== ENTRIES SHOWN ==

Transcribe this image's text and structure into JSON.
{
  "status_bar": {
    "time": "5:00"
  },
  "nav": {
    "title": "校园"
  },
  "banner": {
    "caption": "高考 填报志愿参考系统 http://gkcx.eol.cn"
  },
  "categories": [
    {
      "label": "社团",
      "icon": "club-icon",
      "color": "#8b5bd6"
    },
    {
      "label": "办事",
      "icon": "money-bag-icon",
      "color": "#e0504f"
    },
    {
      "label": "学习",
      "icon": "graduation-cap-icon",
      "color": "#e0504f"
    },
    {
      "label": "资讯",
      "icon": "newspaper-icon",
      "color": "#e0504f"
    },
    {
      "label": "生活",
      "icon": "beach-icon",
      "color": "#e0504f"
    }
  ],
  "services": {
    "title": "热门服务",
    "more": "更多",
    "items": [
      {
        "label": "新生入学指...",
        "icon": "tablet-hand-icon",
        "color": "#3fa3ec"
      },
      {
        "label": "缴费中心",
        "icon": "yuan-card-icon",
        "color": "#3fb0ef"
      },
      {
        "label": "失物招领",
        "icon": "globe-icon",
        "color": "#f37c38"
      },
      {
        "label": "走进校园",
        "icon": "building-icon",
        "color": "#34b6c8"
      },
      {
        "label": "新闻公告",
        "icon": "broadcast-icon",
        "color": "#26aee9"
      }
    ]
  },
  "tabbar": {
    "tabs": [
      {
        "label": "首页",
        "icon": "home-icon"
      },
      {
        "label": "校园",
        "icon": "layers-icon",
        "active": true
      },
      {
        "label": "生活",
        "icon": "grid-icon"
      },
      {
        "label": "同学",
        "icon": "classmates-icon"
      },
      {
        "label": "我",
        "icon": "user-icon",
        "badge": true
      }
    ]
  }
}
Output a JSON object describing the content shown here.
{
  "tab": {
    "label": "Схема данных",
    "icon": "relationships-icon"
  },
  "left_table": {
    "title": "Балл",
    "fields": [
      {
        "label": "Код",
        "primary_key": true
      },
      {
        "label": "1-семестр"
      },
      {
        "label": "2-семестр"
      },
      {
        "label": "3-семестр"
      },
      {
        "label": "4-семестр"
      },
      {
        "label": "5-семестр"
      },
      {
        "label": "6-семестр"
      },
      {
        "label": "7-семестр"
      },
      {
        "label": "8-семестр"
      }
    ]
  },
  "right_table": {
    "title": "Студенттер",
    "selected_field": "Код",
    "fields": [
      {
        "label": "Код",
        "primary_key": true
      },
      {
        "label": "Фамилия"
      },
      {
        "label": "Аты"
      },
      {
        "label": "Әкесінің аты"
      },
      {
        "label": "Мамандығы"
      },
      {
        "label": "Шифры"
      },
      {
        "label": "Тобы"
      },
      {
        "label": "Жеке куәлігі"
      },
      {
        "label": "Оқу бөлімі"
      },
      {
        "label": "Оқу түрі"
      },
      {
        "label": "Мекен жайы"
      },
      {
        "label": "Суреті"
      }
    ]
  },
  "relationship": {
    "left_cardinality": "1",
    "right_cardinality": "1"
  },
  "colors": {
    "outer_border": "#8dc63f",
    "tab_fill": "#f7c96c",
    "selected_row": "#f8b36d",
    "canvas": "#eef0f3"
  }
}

===

REQUIREMENTS: Write the listing out again, exactly as shown above.

RESULT FOR THIS TASK:
Transcribe this image's text and structure into JSON.
{
  "status_bar": {
    "time": "5:00"
  },
  "nav": {
    "title": "校园"
  },
  "banner": {
    "caption": "高考 填报志愿参考系统 http://gkcx.eol.cn"
  },
  "categories": [
    {
      "label": "社团",
      "icon": "club-icon",
      "color": "#8b5bd6"
    },
    {
      "label": "办事",
      "icon": "money-bag-icon",
      "color": "#e0504f"
    },
    {
      "label": "学习",
      "icon": "graduation-cap-icon",
      "color": "#e0504f"
    },
    {
      "label": "资讯",
      "icon": "newspaper-icon",
      "color": "#e0504f"
    },
    {
      "label": "生活",
      "icon": "beach-icon",
      "color": "#e0504f"
    }
  ],
  "services": {
    "title": "热门服务",
    "more": "更多",
    "items": [
      {
        "label": "新生入学指...",
        "icon": "tablet-hand-icon",
        "color": "#3fa3ec"
      },
      {
        "label": "缴费中心",
        "icon": "yuan-card-icon",
        "color": "#3fb0ef"
      },
      {
        "label": "失物招领",
        "icon": "globe-icon",
        "color": "#f37c38"
      },
      {
        "label": "走进校园",
        "icon": "building-icon",
        "color": "#34b6c8"
      },
      {
        "label": "新闻公告",
        "icon": "broadcast-icon",
        "color": "#26aee9"
      }
    ]
  },
  "tabbar": {
    "tabs": [
      {
        "label": "首页",
        "icon": "home-icon"
      },
      {
        "label": "校园",
        "icon": "layers-icon",
        "active": true
      },
      {
        "label": "生活",
        "icon": "grid-icon"
      },
      {
        "label": "同学",
        "icon": "classmates-icon"
      },
      {
        "label": "我",
        "icon": "user-icon",
        "badge": true
      }
    ]
  }
}
Output a JSON object describing the content shown here.
{
  "tab": {
    "label": "Схема данных",
    "icon": "relationships-icon"
  },
  "left_table": {
    "title": "Балл",
    "fields": [
      {
        "label": "Код",
        "primary_key": true
      },
      {
        "label": "1-семестр"
      },
      {
        "label": "2-семестр"
      },
      {
        "label": "3-семестр"
      },
      {
        "label": "4-семестр"
      },
      {
        "label": "5-семестр"
      },
      {
        "label": "6-семестр"
      },
      {
        "label": "7-семестр"
      },
      {
        "label": "8-семестр"
      }
    ]
  },
  "right_table": {
    "title": "Студенттер",
    "selected_field": "Код",
    "fields": [
      {
        "label": "Код",
        "primary_key": true
      },
      {
        "label": "Фамилия"
      },
      {
        "label": "Аты"
      },
      {
        "label": "Әкесінің аты"
      },
      {
        "label": "Мамандығы"
      },
      {
        "label": "Шифры"
      },
      {
        "label": "Тобы"
      },
      {
        "label": "Жеке куәлігі"
      },
      {
        "label": "Оқу бөлімі"
      },
      {
        "label": "Оқу түрі"
      },
      {
        "label": "Мекен жайы"
      },
      {
        "label": "Суреті"
      }
    ]
  },
  "relationship": {
    "left_cardinality": "1",
    "right_cardinality": "1"
  },
  "colors": {
    "outer_border": "#8dc63f",
    "tab_fill": "#f7c96c",
    "selected_row": "#f8b36d",
    "canvas": "#eef0f3"
  }
}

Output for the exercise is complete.